(Data entries)
-- begin --
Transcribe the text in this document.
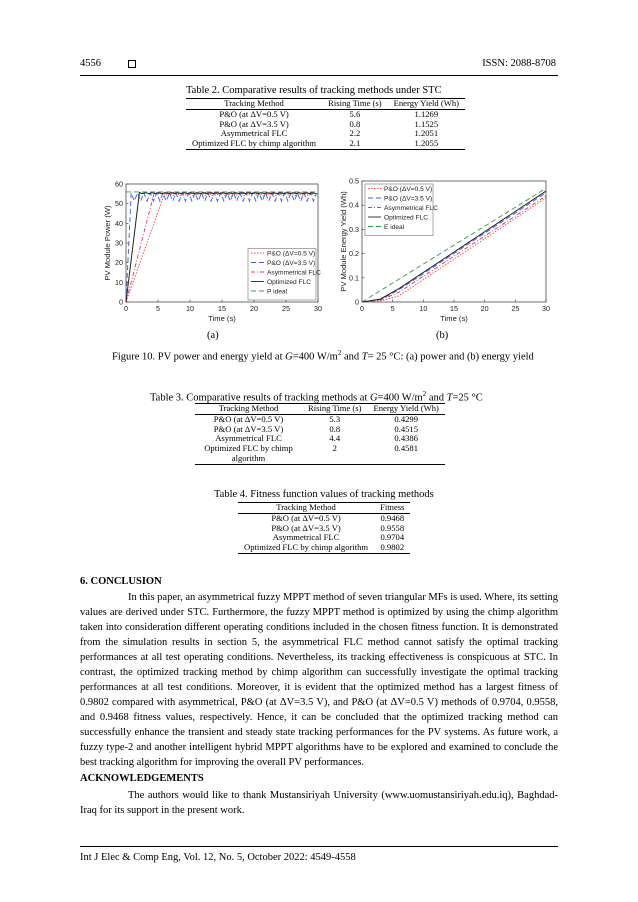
4556	ISSN: 2088-8708
Table 2. Comparative results of tracking methods under STC
Tracking Method	Rising Time (s)	Energy Yield (Wh)
P&O (at ΔV=0.5 V)	5.6	1.1269
P&O (at ΔV=3.5 V)	0.8	1.1525
Asymmetrical FLC	2.2	1.2051
Optimized FLC by chimp algorithm	2.1	1.2055
0	5	10	15	20	25	30
0
10
20
30
40
50
60
Time (s)
PV Module Power (W)	P&O (ΔV=0.5 V)
P&O (ΔV=3.5 V)
Asymmetrical FLC
Optimized FLC
P ideal
(a)
0	5	10	15	20	25	30
0
0.1
0.2
0.3
0.4
0.5
Time (s)
PV Module Energy Yield (Wh)
P&O (ΔV=0.5 V)
P&O (ΔV=3.5 V)
Asymmetrical FLC
Optimized FLC
E ideal
(b)
Figure 10. PV power and energy yield at G=400 $W/m^2$ and T= 25 °C: (a) power and (b) energy yield
Table 3. Comparative results of tracking methods at G=400 $W/m^2$ and T=25 °C
Tracking Method	Rising Time (s)	Energy Yield (Wh)
P&O (at ΔV=0.5 V)	5.3	0.4299
P&O (at ΔV=3.5 V)	0.8	0.4515
Asymmetrical FLC	4.4	0.4386
Optimized FLC by chimp algorithm	2	0.4581
Table 4. Fitness function values of tracking methods
Tracking Method	Fitness
P&O (at ΔV=0.5 V)	0.9468
P&O (at ΔV=3.5 V)	0.9558
Asymmetrical FLC	0.9704
Optimized FLC by chimp algorithm	0.9802
6. CONCLUSION
In this paper, an asymmetrical fuzzy MPPT method of seven triangular MFs is used. Where, its setting values are derived under STC. Furthermore, the fuzzy MPPT method is optimized by using the chimp algorithm taken into consideration different operating conditions included in the chosen fitness function. It is demonstrated from the simulation results in section 5, the asymmetrical FLC method cannot satisfy the optimal tracking performances at all test operating conditions. Nevertheless, its tracking effectiveness is conspicuous at STC. In contrast, the optimized tracking method by chimp algorithm can successfully investigate the optimal tracking performances at all test conditions. Moreover, it is evident that the optimized method has a largest fitness of 0.9802 compared with asymmetrical, P&O (at ΔV=3.5 V), and P&O (at ΔV=0.5 V) methods of 0.9704, 0.9558, and 0.9468 fitness values, respectively. Hence, it can be concluded that the optimized tracking method can successfully enhance the transient and steady state tracking performances for the PV systems. As future work, a fuzzy type-2 and another intelligent hybrid MPPT algorithms have to be explored and examined to conclude the best tracking algorithm for improving the overall PV performances.
ACKNOWLEDGEMENTS
The authors would like to thank Mustansiriyah University (www.uomustansiriyah.edu.iq), Baghdad-Iraq for its support in the present work.
Int J Elec & Comp Eng, Vol. 12, No. 5, October 2022: 4549-4558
-- end --
Work instructions:
Set every line down exactly as written, leaving each picture out.

Solution to this exercise:
Transcribe the text in this document.
4556	ISSN: 2088-8708
Table 2. Comparative results of tracking methods under STC
Tracking Method	Rising Time (s)	Energy Yield (Wh)
P&O (at ΔV=0.5 V)	5.6	1.1269
P&O (at ΔV=3.5 V)	0.8	1.1525
Asymmetrical FLC	2.2	1.2051
Optimized FLC by chimp algorithm	2.1	1.2055
0	5	10	15	20	25	30
0
10
20
30
40
50
60
Time (s)
PV Module Power (W)	P&O (ΔV=0.5 V)
P&O (ΔV=3.5 V)
Asymmetrical FLC
Optimized FLC
P ideal
(a)
0	5	10	15	20	25	30
0
0.1
0.2
0.3
0.4
0.5
Time (s)
PV Module Energy Yield (Wh)
P&O (ΔV=0.5 V)
P&O (ΔV=3.5 V)
Asymmetrical FLC
Optimized FLC
E ideal
(b)
Figure 10. PV power and energy yield at G=400 $W/m^2$ and T= 25 °C: (a) power and (b) energy yield
Table 3. Comparative results of tracking methods at G=400 $W/m^2$ and T=25 °C
Tracking Method	Rising Time (s)	Energy Yield (Wh)
P&O (at ΔV=0.5 V)	5.3	0.4299
P&O (at ΔV=3.5 V)	0.8	0.4515
Asymmetrical FLC	4.4	0.4386
Optimized FLC by chimp algorithm	2	0.4581
Table 4. Fitness function values of tracking methods
Tracking Method	Fitness
P&O (at ΔV=0.5 V)	0.9468
P&O (at ΔV=3.5 V)	0.9558
Asymmetrical FLC	0.9704
Optimized FLC by chimp algorithm	0.9802
6. CONCLUSION
In this paper, an asymmetrical fuzzy MPPT method of seven triangular MFs is used. Where, its setting values are derived under STC. Furthermore, the fuzzy MPPT method is optimized by using the chimp algorithm taken into consideration different operating conditions included in the chosen fitness function. It is demonstrated from the simulation results in section 5, the asymmetrical FLC method cannot satisfy the optimal tracking performances at all test operating conditions. Nevertheless, its tracking effectiveness is conspicuous at STC. In contrast, the optimized tracking method by chimp algorithm can successfully investigate the optimal tracking performances at all test conditions. Moreover, it is evident that the optimized method has a largest fitness of 0.9802 compared with asymmetrical, P&O (at ΔV=3.5 V), and P&O (at ΔV=0.5 V) methods of 0.9704, 0.9558, and 0.9468 fitness values, respectively. Hence, it can be concluded that the optimized tracking method can successfully enhance the transient and steady state tracking performances for the PV systems. As future work, a fuzzy type-2 and another intelligent hybrid MPPT algorithms have to be explored and examined to conclude the best tracking algorithm for improving the overall PV performances.
ACKNOWLEDGEMENTS
The authors would like to thank Mustansiriyah University (www.uomustansiriyah.edu.iq), Baghdad-Iraq for its support in the present work.
Int J Elec & Comp Eng, Vol. 12, No. 5, October 2022: 4549-4558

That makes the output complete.